Wherever the word "grid" appears in a line, copy that line.
-- Task inputs start --
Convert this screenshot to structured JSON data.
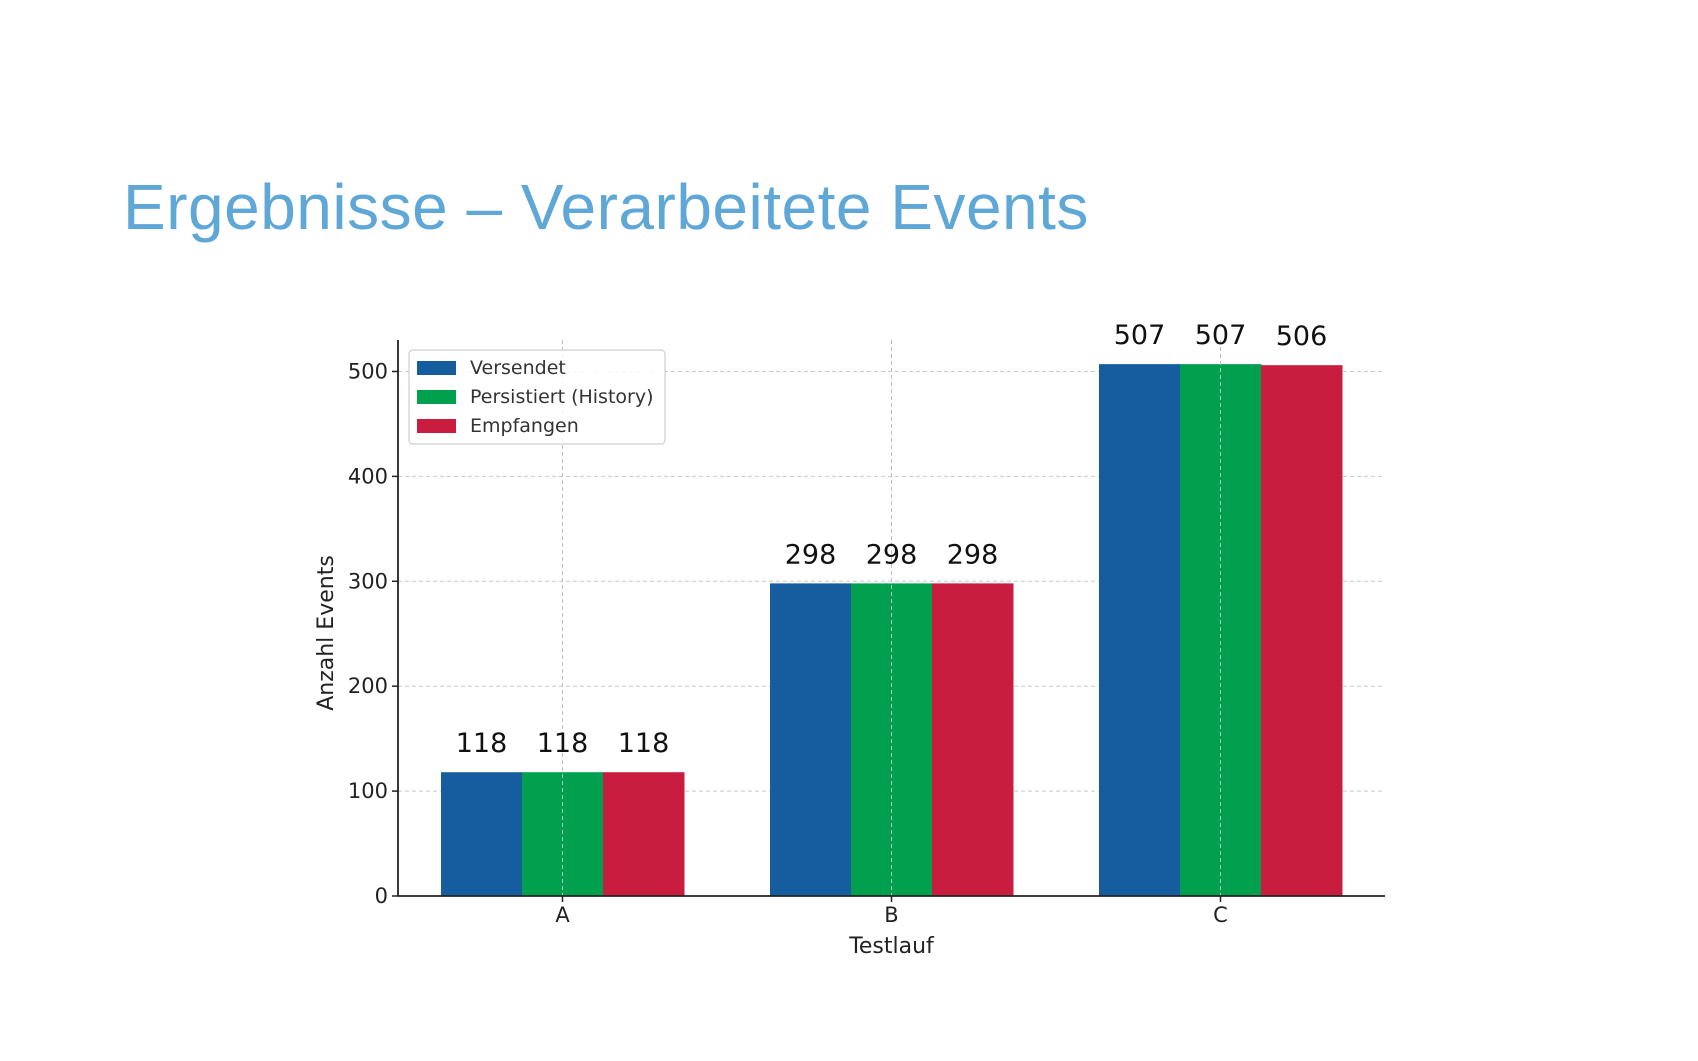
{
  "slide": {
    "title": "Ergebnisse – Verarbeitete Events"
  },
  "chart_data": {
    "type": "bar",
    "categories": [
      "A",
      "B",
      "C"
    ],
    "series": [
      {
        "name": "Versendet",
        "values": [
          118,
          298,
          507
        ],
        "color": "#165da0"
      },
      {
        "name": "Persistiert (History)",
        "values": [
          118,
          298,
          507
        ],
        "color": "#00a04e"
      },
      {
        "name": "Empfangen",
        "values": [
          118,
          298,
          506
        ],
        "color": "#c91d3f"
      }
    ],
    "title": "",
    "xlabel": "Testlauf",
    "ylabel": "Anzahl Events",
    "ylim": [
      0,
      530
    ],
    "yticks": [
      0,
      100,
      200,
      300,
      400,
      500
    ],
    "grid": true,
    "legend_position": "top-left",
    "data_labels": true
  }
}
-- Task inputs end --
-- Task inputs start --
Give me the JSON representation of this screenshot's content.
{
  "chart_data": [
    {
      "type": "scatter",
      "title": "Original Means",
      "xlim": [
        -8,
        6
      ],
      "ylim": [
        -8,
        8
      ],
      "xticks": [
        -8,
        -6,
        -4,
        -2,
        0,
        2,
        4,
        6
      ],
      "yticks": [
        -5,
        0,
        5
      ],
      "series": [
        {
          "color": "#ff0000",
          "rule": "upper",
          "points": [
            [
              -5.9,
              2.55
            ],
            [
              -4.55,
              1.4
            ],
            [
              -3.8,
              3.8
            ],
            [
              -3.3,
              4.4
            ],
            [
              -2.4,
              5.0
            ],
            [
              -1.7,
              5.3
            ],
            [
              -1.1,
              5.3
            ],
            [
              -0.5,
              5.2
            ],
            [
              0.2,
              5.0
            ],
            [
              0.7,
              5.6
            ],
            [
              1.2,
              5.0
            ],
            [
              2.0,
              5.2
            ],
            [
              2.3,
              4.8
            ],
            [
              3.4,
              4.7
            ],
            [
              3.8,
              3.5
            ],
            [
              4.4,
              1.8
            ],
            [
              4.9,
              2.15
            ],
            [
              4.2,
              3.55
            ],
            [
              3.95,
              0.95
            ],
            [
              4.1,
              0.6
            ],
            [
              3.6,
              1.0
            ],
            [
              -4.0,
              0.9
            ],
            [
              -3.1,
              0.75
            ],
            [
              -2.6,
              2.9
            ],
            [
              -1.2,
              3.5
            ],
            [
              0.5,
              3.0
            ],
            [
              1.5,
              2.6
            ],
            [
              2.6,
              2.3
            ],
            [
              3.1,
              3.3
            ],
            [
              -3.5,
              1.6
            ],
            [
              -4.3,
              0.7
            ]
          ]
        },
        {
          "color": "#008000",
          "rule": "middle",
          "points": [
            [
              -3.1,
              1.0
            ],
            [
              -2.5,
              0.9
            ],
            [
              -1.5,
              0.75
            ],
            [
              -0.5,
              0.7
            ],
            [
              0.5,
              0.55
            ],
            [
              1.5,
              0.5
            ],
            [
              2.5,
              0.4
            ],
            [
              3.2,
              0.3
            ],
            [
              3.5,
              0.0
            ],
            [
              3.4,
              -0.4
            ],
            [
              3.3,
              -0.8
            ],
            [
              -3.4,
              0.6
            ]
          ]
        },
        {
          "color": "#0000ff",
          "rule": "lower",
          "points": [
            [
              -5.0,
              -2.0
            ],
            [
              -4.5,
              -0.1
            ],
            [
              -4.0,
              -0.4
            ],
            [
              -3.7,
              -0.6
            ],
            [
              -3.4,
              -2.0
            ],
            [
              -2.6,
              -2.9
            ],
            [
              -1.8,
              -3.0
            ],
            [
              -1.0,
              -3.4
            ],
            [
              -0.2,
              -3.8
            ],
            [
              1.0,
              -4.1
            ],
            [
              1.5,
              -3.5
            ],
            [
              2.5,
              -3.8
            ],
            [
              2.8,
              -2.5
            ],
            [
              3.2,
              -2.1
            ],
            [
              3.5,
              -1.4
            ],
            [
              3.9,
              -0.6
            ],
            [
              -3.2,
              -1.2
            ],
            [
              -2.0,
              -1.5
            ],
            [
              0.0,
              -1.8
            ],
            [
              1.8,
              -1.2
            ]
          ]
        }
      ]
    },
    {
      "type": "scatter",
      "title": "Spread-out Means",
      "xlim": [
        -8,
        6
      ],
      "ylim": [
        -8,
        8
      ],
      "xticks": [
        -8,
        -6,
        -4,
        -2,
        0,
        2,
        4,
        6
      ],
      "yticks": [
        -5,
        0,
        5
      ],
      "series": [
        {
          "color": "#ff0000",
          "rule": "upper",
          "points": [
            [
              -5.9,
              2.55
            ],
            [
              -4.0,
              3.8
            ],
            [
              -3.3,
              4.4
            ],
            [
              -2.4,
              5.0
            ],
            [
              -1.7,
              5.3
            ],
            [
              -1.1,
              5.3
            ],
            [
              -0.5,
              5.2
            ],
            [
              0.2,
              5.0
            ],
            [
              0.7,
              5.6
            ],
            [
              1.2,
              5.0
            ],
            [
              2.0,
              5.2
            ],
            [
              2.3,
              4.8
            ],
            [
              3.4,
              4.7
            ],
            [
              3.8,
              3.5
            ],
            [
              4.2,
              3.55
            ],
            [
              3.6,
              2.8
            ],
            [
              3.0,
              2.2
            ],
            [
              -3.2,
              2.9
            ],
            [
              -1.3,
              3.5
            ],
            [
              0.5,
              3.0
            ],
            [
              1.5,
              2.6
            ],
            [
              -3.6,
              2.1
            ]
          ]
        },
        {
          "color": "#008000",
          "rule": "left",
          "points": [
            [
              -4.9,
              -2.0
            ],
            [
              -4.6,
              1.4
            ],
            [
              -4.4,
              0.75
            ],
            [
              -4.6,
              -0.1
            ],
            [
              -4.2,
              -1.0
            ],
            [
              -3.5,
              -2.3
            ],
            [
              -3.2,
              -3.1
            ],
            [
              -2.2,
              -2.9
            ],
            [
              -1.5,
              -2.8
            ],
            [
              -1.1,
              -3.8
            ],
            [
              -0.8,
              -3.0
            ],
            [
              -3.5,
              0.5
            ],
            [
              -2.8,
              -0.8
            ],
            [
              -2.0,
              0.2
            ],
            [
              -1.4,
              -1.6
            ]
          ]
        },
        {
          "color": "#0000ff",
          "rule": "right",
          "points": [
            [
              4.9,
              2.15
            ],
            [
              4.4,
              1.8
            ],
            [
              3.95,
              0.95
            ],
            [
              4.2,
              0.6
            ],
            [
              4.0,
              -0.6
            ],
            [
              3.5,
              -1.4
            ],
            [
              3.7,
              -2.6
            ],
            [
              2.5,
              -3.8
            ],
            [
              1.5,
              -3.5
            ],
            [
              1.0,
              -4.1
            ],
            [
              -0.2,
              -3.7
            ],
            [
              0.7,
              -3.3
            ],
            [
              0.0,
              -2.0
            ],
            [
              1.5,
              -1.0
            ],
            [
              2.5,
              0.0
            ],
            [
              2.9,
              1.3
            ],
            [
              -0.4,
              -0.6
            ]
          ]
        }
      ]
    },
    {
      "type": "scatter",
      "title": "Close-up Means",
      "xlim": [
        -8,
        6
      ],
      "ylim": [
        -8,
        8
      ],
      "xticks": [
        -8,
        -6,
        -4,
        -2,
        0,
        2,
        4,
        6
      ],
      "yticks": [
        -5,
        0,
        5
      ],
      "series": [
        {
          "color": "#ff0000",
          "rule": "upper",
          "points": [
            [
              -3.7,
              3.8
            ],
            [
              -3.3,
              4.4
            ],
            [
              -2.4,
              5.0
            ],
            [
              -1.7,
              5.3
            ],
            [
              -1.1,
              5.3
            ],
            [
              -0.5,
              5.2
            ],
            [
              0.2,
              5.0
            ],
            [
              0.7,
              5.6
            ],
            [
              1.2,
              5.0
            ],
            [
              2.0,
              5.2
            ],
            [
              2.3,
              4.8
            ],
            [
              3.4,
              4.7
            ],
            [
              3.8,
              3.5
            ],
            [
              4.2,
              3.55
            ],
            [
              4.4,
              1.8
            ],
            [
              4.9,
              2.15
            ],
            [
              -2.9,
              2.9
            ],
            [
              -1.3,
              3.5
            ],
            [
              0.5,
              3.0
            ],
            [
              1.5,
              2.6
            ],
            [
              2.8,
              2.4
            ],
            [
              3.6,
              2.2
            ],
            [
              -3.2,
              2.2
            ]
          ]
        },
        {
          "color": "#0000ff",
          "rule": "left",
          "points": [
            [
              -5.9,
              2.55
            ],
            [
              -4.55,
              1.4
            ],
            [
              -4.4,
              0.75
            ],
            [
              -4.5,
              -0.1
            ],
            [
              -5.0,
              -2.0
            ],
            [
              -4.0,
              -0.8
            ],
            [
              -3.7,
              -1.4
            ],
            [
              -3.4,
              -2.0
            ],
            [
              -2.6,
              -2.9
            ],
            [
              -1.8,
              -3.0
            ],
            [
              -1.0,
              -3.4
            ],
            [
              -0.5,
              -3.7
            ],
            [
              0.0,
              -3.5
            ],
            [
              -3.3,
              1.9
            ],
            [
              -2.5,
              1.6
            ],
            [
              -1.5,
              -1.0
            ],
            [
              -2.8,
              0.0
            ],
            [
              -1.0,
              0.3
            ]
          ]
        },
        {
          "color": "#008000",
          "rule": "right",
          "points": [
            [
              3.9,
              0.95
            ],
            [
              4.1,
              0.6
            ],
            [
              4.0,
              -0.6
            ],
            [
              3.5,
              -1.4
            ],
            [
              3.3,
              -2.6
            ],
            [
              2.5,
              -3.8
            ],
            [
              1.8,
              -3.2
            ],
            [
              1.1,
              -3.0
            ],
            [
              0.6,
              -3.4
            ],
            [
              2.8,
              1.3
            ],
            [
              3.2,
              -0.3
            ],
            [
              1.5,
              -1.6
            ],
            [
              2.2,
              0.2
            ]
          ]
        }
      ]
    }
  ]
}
-- Task inputs end --
-- Task inputs start --
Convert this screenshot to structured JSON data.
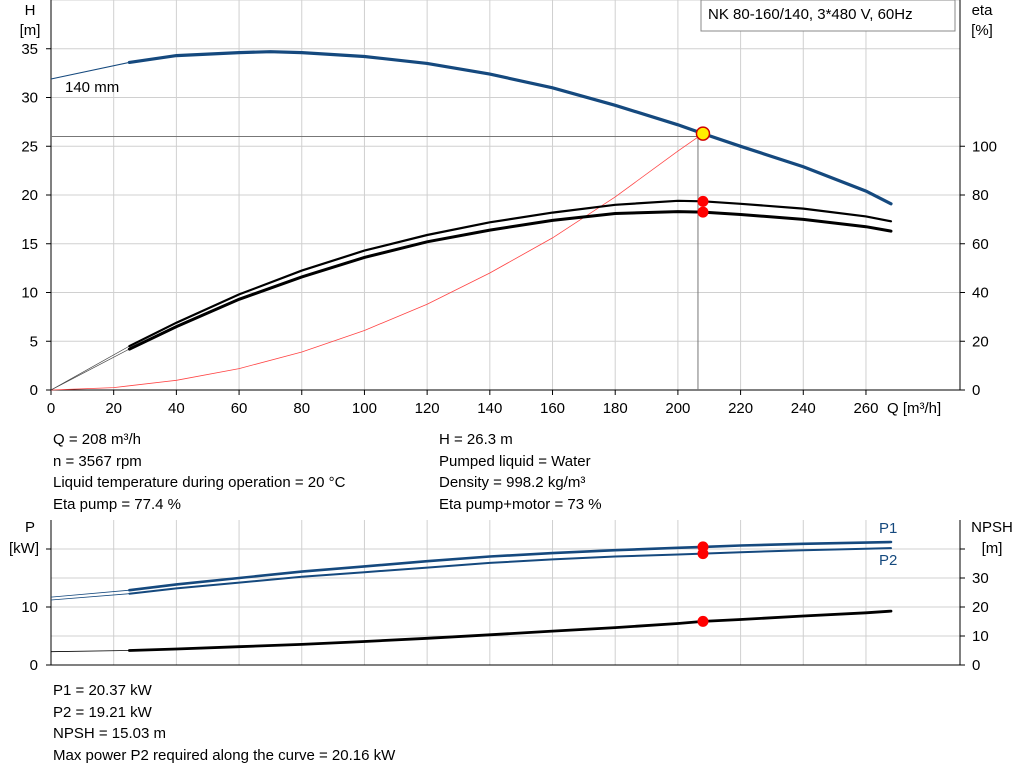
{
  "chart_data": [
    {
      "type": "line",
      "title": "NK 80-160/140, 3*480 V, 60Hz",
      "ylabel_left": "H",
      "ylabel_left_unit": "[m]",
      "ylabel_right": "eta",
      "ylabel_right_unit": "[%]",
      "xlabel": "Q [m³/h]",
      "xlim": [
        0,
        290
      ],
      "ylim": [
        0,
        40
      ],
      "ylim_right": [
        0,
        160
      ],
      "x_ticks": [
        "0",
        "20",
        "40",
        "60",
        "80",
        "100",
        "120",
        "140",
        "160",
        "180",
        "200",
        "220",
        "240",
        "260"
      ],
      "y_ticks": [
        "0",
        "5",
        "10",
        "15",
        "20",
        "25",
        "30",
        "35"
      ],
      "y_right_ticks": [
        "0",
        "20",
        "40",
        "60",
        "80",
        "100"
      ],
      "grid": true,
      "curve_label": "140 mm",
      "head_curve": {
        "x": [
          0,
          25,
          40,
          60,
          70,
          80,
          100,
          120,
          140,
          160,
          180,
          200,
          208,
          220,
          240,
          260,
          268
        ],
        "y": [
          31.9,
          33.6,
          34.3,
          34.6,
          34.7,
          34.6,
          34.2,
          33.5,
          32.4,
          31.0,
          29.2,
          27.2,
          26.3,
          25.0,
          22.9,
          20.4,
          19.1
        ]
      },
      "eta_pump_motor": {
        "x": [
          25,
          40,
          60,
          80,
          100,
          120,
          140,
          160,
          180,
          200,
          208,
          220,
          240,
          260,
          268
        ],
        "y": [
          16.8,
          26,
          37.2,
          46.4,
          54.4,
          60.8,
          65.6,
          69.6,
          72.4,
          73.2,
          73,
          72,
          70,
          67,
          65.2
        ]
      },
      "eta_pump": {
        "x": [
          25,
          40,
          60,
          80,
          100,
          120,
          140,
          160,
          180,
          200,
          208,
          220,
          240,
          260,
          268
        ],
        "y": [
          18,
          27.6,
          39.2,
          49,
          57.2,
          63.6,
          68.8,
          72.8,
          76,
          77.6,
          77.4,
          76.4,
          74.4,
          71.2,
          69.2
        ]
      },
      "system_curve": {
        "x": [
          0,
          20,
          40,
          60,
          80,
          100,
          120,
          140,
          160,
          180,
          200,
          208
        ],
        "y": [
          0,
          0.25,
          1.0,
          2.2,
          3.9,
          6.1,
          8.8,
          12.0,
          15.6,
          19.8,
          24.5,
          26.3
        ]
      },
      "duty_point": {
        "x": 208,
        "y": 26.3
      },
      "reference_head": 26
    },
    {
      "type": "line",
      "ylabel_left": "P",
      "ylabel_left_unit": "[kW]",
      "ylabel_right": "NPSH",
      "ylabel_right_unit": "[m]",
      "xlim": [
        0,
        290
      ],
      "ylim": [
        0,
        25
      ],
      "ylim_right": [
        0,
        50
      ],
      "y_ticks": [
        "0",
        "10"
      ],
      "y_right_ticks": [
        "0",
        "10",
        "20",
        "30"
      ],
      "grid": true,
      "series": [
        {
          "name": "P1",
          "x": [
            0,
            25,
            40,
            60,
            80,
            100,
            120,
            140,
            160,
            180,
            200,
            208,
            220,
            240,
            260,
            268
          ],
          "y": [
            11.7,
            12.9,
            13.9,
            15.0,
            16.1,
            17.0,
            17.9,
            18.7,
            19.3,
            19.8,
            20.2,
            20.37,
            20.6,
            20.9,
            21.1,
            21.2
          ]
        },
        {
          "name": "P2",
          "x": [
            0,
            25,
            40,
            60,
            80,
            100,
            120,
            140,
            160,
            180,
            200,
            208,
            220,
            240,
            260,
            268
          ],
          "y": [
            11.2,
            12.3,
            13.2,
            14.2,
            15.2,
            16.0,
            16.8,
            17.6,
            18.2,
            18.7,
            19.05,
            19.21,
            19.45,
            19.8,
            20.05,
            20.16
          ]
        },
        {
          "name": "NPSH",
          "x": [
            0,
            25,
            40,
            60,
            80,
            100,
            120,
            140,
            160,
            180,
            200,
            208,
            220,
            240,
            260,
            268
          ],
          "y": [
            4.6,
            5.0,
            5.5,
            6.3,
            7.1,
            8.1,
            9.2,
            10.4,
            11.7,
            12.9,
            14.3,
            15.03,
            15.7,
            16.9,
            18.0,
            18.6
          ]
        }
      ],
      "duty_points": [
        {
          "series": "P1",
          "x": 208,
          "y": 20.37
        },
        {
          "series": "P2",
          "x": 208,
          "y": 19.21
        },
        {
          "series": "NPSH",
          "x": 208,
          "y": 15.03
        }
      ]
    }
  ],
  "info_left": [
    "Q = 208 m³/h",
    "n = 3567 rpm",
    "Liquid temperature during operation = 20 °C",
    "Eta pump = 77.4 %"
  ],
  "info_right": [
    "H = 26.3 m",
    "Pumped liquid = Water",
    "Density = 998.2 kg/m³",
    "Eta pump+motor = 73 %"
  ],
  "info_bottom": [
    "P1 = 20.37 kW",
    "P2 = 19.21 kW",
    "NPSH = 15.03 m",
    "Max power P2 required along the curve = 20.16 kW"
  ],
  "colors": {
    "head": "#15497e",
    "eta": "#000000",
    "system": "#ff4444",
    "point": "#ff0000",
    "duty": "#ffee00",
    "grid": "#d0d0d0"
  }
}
-- Task inputs end --
• [Written answer]
    "grid": true,
      "grid": true,
      "grid": true,
    "grid": "#d0d0d0"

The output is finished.